MATERIAL FOR THIS EXERCISE:
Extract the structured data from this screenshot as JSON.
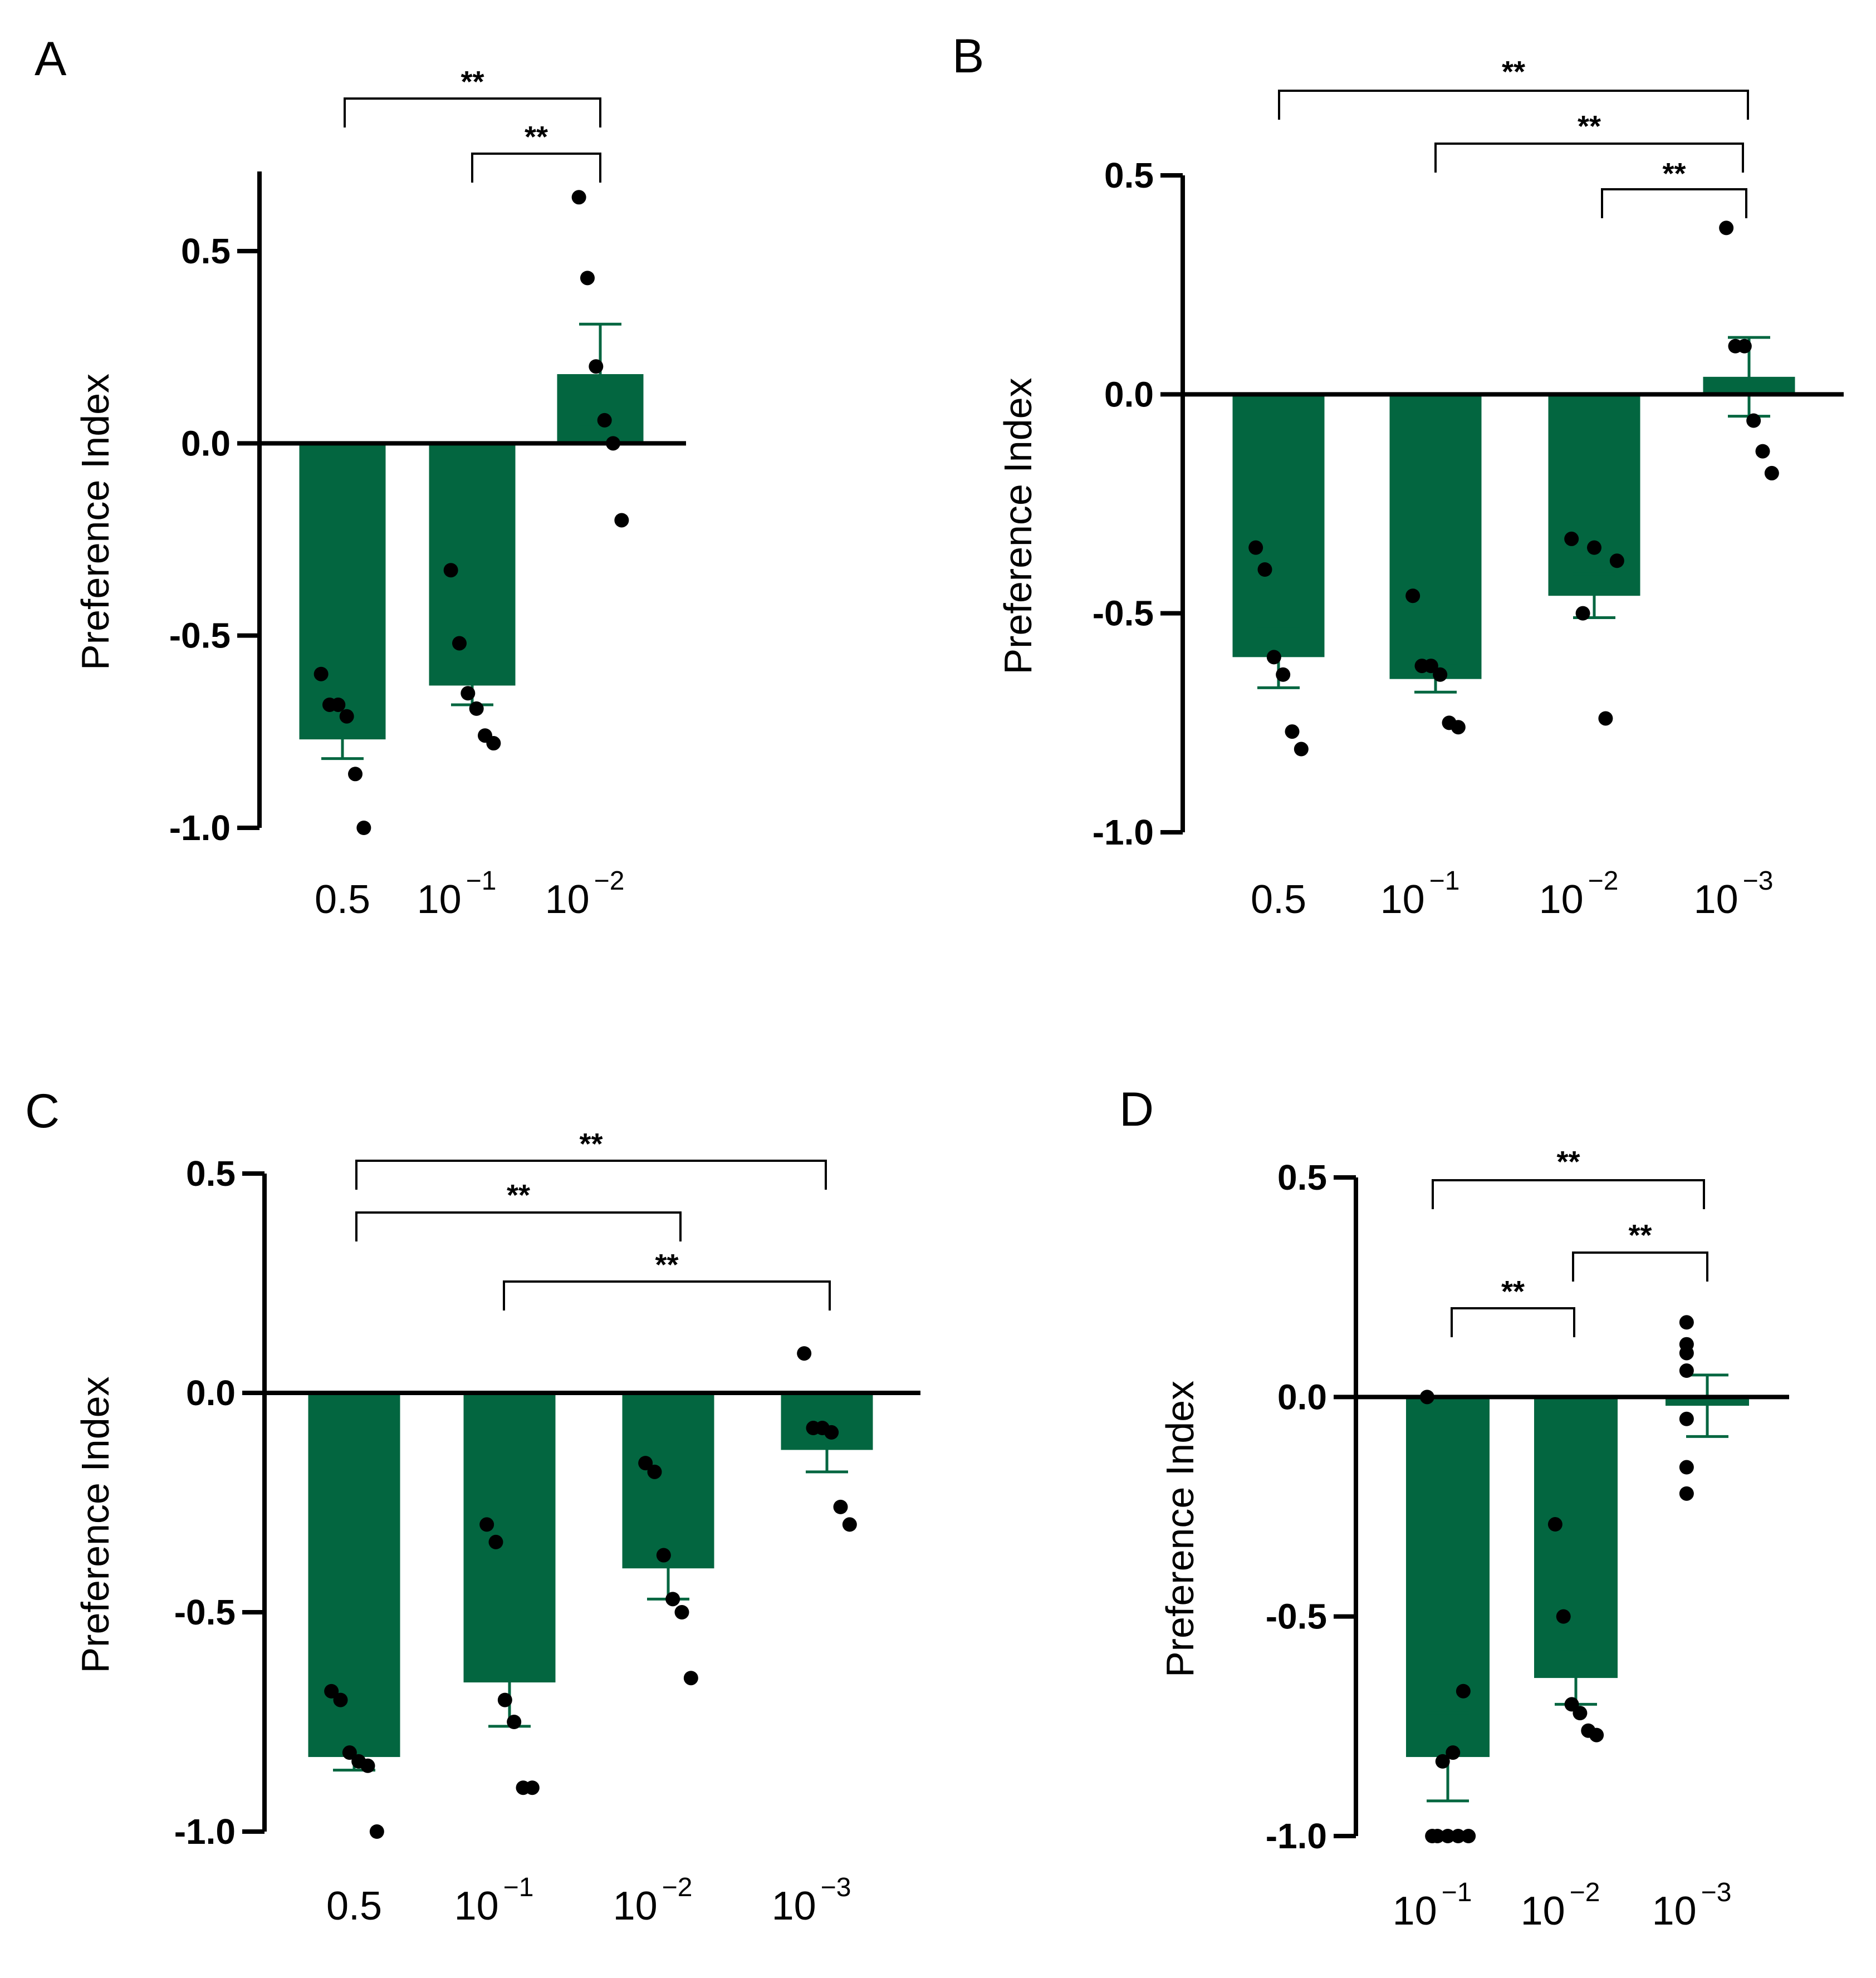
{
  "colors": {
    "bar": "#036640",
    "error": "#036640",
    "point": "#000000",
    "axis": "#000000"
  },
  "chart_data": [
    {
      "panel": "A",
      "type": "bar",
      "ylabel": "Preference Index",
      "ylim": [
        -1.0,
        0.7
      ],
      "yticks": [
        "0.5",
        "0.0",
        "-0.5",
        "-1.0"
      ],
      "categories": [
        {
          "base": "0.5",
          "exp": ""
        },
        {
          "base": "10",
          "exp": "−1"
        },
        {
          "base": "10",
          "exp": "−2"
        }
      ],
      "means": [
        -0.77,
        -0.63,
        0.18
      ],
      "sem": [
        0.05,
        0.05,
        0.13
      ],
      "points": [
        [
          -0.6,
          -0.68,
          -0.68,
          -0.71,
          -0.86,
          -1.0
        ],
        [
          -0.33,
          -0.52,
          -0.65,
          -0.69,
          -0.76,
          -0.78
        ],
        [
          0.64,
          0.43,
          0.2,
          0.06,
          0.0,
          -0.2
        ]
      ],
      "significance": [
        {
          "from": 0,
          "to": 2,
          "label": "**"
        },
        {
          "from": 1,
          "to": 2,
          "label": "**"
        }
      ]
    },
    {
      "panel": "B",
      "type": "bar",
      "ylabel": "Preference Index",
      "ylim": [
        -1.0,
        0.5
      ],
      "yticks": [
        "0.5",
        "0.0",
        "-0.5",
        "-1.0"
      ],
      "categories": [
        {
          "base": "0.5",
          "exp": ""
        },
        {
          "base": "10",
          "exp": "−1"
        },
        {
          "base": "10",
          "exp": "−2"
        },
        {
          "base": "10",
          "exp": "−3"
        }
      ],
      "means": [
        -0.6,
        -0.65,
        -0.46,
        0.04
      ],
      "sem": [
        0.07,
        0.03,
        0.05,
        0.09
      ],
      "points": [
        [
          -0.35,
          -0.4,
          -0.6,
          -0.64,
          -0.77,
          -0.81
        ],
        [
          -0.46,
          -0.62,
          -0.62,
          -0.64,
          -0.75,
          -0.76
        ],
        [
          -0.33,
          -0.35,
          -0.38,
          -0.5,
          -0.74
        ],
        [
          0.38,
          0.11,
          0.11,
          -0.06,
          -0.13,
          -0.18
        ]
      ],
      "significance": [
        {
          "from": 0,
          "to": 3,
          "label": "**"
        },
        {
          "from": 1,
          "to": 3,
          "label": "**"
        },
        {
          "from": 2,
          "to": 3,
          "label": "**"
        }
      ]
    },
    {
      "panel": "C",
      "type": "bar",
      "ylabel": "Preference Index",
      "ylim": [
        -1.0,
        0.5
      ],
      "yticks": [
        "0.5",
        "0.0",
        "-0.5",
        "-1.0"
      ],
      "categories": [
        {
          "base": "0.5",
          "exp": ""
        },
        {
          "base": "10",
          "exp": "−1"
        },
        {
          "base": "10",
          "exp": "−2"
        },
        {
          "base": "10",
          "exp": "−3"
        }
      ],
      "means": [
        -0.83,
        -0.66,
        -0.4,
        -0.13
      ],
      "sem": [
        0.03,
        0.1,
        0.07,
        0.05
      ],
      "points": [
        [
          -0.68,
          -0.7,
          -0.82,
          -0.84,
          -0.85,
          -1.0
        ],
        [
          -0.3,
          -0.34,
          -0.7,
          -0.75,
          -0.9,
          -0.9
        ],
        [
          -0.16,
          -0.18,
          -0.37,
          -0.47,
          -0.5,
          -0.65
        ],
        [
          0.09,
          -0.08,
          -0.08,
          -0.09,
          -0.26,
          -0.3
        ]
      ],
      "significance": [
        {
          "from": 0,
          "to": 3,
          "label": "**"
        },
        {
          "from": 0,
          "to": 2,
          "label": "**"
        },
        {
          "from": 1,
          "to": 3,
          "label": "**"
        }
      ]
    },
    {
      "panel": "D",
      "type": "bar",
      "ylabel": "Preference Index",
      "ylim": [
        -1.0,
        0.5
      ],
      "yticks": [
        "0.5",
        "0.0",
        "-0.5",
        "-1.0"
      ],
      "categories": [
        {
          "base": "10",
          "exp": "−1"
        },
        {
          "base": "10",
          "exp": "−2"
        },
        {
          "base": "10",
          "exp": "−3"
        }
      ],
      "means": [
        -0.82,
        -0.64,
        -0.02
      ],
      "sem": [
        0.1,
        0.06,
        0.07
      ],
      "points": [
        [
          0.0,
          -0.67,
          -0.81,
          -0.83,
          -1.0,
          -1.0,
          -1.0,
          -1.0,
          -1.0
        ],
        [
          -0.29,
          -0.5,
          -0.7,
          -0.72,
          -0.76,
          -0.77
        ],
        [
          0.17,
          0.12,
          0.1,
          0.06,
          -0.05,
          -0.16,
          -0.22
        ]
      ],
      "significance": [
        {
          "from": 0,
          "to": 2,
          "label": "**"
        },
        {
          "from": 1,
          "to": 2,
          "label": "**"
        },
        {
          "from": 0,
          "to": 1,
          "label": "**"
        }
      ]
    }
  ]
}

WHAT THE EXERCISE ASKS: Reproduce each line word for word and drop the pictures.

CORRECT RESULT:
Extract the structured data from this screenshot as JSON.
{
  "colors": {
    "bar": "#036640",
    "error": "#036640",
    "point": "#000000",
    "axis": "#000000"
  },
  "chart_data": [
    {
      "panel": "A",
      "type": "bar",
      "ylabel": "Preference Index",
      "ylim": [
        -1.0,
        0.7
      ],
      "yticks": [
        "0.5",
        "0.0",
        "-0.5",
        "-1.0"
      ],
      "categories": [
        {
          "base": "0.5",
          "exp": ""
        },
        {
          "base": "10",
          "exp": "−1"
        },
        {
          "base": "10",
          "exp": "−2"
        }
      ],
      "means": [
        -0.77,
        -0.63,
        0.18
      ],
      "sem": [
        0.05,
        0.05,
        0.13
      ],
      "points": [
        [
          -0.6,
          -0.68,
          -0.68,
          -0.71,
          -0.86,
          -1.0
        ],
        [
          -0.33,
          -0.52,
          -0.65,
          -0.69,
          -0.76,
          -0.78
        ],
        [
          0.64,
          0.43,
          0.2,
          0.06,
          0.0,
          -0.2
        ]
      ],
      "significance": [
        {
          "from": 0,
          "to": 2,
          "label": "**"
        },
        {
          "from": 1,
          "to": 2,
          "label": "**"
        }
      ]
    },
    {
      "panel": "B",
      "type": "bar",
      "ylabel": "Preference Index",
      "ylim": [
        -1.0,
        0.5
      ],
      "yticks": [
        "0.5",
        "0.0",
        "-0.5",
        "-1.0"
      ],
      "categories": [
        {
          "base": "0.5",
          "exp": ""
        },
        {
          "base": "10",
          "exp": "−1"
        },
        {
          "base": "10",
          "exp": "−2"
        },
        {
          "base": "10",
          "exp": "−3"
        }
      ],
      "means": [
        -0.6,
        -0.65,
        -0.46,
        0.04
      ],
      "sem": [
        0.07,
        0.03,
        0.05,
        0.09
      ],
      "points": [
        [
          -0.35,
          -0.4,
          -0.6,
          -0.64,
          -0.77,
          -0.81
        ],
        [
          -0.46,
          -0.62,
          -0.62,
          -0.64,
          -0.75,
          -0.76
        ],
        [
          -0.33,
          -0.35,
          -0.38,
          -0.5,
          -0.74
        ],
        [
          0.38,
          0.11,
          0.11,
          -0.06,
          -0.13,
          -0.18
        ]
      ],
      "significance": [
        {
          "from": 0,
          "to": 3,
          "label": "**"
        },
        {
          "from": 1,
          "to": 3,
          "label": "**"
        },
        {
          "from": 2,
          "to": 3,
          "label": "**"
        }
      ]
    },
    {
      "panel": "C",
      "type": "bar",
      "ylabel": "Preference Index",
      "ylim": [
        -1.0,
        0.5
      ],
      "yticks": [
        "0.5",
        "0.0",
        "-0.5",
        "-1.0"
      ],
      "categories": [
        {
          "base": "0.5",
          "exp": ""
        },
        {
          "base": "10",
          "exp": "−1"
        },
        {
          "base": "10",
          "exp": "−2"
        },
        {
          "base": "10",
          "exp": "−3"
        }
      ],
      "means": [
        -0.83,
        -0.66,
        -0.4,
        -0.13
      ],
      "sem": [
        0.03,
        0.1,
        0.07,
        0.05
      ],
      "points": [
        [
          -0.68,
          -0.7,
          -0.82,
          -0.84,
          -0.85,
          -1.0
        ],
        [
          -0.3,
          -0.34,
          -0.7,
          -0.75,
          -0.9,
          -0.9
        ],
        [
          -0.16,
          -0.18,
          -0.37,
          -0.47,
          -0.5,
          -0.65
        ],
        [
          0.09,
          -0.08,
          -0.08,
          -0.09,
          -0.26,
          -0.3
        ]
      ],
      "significance": [
        {
          "from": 0,
          "to": 3,
          "label": "**"
        },
        {
          "from": 0,
          "to": 2,
          "label": "**"
        },
        {
          "from": 1,
          "to": 3,
          "label": "**"
        }
      ]
    },
    {
      "panel": "D",
      "type": "bar",
      "ylabel": "Preference Index",
      "ylim": [
        -1.0,
        0.5
      ],
      "yticks": [
        "0.5",
        "0.0",
        "-0.5",
        "-1.0"
      ],
      "categories": [
        {
          "base": "10",
          "exp": "−1"
        },
        {
          "base": "10",
          "exp": "−2"
        },
        {
          "base": "10",
          "exp": "−3"
        }
      ],
      "means": [
        -0.82,
        -0.64,
        -0.02
      ],
      "sem": [
        0.1,
        0.06,
        0.07
      ],
      "points": [
        [
          0.0,
          -0.67,
          -0.81,
          -0.83,
          -1.0,
          -1.0,
          -1.0,
          -1.0,
          -1.0
        ],
        [
          -0.29,
          -0.5,
          -0.7,
          -0.72,
          -0.76,
          -0.77
        ],
        [
          0.17,
          0.12,
          0.1,
          0.06,
          -0.05,
          -0.16,
          -0.22
        ]
      ],
      "significance": [
        {
          "from": 0,
          "to": 2,
          "label": "**"
        },
        {
          "from": 1,
          "to": 2,
          "label": "**"
        },
        {
          "from": 0,
          "to": 1,
          "label": "**"
        }
      ]
    }
  ]
}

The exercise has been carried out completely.